Brief:
Identify each line below that contains the word "persistentId", and copy it out.

# START OF Given entries

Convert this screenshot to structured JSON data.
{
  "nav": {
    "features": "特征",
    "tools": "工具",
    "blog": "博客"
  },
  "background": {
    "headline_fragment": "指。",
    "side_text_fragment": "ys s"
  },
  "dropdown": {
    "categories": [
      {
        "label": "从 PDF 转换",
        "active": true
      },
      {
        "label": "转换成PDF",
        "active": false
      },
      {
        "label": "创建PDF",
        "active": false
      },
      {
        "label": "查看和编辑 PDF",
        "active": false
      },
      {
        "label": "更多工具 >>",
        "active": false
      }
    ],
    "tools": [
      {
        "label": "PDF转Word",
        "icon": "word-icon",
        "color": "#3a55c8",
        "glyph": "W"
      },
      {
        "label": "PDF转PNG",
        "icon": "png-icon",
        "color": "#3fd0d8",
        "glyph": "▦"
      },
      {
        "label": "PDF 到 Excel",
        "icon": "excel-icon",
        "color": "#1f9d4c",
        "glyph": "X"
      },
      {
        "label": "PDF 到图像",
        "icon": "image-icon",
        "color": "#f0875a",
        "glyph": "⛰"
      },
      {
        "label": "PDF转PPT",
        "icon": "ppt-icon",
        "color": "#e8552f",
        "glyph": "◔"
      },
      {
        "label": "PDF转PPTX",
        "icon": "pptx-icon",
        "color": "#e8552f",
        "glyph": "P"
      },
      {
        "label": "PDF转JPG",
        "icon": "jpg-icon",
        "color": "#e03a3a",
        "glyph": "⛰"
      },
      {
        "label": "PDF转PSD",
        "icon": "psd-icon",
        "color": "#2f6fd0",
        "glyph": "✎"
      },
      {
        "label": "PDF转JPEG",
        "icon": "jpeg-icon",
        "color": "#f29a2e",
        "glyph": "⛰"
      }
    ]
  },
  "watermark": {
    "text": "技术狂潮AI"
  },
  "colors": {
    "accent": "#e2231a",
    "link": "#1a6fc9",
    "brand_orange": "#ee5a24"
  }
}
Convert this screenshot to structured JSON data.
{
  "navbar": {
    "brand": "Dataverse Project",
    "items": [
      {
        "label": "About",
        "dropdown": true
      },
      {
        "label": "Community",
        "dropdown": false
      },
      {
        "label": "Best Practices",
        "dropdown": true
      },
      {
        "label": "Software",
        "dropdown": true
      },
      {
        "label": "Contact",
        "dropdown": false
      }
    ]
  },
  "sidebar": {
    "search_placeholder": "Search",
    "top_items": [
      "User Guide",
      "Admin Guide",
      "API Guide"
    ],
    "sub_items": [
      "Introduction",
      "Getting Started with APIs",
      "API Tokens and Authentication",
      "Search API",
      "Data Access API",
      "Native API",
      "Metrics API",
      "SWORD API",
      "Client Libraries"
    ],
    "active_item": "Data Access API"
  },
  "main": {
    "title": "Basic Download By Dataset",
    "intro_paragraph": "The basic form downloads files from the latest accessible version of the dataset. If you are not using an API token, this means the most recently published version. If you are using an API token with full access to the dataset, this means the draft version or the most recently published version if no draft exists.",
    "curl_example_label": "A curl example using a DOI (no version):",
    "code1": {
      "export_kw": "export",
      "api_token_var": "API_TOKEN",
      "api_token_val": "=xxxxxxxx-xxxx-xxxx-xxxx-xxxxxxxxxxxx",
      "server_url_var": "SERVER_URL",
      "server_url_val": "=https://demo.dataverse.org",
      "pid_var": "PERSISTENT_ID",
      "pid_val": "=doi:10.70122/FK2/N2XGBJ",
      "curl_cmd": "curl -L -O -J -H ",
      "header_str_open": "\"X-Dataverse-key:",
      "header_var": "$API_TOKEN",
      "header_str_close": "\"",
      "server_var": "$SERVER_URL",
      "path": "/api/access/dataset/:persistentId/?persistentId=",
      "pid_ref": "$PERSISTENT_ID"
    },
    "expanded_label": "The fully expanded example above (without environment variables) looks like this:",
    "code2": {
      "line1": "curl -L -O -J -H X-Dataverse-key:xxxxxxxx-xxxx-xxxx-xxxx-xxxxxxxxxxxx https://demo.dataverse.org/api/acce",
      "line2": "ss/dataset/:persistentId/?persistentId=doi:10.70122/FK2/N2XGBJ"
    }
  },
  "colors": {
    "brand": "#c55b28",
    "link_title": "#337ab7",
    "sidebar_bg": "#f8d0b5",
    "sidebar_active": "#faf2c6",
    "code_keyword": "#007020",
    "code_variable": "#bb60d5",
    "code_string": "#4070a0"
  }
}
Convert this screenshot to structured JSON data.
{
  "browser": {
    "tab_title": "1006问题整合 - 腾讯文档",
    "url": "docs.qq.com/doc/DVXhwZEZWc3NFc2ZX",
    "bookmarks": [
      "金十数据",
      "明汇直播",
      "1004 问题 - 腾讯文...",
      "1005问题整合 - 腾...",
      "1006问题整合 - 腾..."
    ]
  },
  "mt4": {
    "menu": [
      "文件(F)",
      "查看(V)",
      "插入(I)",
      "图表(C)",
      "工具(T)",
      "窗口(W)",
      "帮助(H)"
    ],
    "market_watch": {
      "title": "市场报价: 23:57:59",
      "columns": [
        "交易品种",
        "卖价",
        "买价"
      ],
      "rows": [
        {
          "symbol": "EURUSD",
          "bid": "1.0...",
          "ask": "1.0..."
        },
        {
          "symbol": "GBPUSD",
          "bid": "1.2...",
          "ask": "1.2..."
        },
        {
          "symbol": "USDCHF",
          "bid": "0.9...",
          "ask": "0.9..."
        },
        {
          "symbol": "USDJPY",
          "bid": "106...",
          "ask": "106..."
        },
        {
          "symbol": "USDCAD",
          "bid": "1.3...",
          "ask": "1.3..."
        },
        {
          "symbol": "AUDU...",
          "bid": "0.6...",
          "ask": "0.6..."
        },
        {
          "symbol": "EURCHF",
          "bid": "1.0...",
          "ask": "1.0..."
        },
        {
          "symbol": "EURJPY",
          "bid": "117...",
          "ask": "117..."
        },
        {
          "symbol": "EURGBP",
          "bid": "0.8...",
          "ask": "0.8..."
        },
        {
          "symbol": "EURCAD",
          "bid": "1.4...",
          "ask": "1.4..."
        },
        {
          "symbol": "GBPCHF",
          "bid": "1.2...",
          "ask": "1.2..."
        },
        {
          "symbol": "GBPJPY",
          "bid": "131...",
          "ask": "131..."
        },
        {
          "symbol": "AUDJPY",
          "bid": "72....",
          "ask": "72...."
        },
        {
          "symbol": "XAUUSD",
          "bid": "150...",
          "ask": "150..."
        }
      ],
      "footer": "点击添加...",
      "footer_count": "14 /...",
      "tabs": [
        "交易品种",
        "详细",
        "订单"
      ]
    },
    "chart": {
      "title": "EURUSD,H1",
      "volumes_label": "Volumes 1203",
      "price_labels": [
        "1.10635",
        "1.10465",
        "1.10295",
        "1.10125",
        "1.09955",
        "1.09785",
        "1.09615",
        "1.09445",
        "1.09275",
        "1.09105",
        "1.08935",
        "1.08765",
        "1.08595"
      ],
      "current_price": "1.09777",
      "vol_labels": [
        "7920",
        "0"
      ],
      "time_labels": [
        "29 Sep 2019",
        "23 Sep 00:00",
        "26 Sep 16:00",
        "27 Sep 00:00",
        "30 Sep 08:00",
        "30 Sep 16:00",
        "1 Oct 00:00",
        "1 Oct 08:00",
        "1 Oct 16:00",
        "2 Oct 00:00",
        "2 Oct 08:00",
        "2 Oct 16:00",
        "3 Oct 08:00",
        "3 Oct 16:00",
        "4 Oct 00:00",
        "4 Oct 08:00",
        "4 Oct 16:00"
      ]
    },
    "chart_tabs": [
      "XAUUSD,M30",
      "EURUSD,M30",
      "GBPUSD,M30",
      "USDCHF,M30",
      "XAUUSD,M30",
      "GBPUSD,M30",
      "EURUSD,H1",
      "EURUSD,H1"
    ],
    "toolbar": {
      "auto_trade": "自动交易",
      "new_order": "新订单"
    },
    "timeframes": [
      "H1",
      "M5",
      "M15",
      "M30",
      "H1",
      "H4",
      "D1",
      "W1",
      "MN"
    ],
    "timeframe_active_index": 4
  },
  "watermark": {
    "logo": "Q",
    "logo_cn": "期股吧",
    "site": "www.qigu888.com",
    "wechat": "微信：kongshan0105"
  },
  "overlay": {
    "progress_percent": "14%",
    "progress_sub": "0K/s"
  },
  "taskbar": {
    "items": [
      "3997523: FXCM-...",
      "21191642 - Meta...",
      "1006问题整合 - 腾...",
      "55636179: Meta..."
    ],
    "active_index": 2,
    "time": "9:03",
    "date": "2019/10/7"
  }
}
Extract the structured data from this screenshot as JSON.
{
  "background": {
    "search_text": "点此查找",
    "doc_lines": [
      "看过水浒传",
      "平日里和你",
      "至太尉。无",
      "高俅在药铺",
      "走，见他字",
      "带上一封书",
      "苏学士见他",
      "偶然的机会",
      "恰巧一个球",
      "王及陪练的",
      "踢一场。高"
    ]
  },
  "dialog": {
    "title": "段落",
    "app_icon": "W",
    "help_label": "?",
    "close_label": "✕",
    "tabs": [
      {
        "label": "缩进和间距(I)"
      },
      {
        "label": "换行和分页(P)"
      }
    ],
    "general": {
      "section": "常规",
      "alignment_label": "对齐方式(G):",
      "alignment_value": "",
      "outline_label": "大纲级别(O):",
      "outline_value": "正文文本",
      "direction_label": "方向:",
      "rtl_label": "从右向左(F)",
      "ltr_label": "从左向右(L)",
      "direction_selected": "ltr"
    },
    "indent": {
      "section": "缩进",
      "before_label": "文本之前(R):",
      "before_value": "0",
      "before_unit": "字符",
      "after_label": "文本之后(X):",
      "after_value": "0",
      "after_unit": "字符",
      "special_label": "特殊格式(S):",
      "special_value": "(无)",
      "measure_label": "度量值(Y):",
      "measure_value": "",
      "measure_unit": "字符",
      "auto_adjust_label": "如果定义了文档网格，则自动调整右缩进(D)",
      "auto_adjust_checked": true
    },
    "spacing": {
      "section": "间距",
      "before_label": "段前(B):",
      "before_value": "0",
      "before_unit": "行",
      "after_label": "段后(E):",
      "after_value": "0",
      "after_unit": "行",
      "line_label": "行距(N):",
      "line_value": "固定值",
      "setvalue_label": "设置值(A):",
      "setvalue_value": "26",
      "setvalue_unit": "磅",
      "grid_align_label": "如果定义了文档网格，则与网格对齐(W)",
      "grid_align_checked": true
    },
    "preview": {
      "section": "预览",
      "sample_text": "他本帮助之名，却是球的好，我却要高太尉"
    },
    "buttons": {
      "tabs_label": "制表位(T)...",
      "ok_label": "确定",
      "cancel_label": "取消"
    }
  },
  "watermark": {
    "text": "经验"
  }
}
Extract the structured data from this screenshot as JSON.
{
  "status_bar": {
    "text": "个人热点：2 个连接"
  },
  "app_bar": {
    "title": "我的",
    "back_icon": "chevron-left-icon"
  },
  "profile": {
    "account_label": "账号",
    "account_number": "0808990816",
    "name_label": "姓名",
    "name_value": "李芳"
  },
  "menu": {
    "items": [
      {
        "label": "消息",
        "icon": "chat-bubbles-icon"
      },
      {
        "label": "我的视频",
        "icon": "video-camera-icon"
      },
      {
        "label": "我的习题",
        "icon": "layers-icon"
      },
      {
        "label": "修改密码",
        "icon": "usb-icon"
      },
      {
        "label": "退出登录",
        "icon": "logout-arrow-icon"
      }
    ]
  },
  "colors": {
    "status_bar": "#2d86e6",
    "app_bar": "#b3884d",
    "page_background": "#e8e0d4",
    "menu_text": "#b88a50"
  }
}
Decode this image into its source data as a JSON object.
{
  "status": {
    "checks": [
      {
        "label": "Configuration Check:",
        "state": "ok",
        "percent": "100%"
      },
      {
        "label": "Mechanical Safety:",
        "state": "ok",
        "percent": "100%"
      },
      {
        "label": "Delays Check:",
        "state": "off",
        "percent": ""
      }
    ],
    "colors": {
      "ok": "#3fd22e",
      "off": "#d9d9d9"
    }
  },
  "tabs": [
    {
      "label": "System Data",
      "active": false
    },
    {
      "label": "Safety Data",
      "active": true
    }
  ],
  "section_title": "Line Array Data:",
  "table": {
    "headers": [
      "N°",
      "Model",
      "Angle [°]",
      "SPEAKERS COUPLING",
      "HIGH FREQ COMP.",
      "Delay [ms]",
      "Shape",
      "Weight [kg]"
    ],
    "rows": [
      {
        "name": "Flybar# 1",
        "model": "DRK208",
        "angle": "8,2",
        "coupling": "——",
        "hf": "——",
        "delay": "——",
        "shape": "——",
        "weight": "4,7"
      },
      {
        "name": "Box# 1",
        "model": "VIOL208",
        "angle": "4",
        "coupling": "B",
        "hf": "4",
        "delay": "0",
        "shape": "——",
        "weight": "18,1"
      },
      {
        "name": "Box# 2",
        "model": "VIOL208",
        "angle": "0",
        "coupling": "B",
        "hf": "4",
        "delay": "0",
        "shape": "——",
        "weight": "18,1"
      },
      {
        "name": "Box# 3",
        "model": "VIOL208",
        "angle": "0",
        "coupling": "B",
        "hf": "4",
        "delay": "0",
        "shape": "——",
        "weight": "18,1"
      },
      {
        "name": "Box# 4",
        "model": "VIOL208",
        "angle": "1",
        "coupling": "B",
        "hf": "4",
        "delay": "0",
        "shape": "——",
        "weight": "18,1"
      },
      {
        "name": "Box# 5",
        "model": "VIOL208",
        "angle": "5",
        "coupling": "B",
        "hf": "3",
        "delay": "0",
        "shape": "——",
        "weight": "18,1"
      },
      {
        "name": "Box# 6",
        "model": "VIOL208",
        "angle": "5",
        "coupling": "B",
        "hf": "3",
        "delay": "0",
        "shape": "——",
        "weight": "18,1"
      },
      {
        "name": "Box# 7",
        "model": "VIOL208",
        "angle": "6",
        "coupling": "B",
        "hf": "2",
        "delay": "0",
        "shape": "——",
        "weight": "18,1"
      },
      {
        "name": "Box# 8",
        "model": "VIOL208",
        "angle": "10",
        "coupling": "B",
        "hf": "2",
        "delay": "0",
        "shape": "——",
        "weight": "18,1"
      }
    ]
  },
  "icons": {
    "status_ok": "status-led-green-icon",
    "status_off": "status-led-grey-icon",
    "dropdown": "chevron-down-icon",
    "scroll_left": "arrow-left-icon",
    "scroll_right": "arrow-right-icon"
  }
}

# END OF Given entries

Exercise result:
      "path": "/api/access/dataset/:persistentId/?persistentId=",
      "line2": "ss/dataset/:persistentId/?persistentId=doi:10.70122/FK2/N2XGBJ"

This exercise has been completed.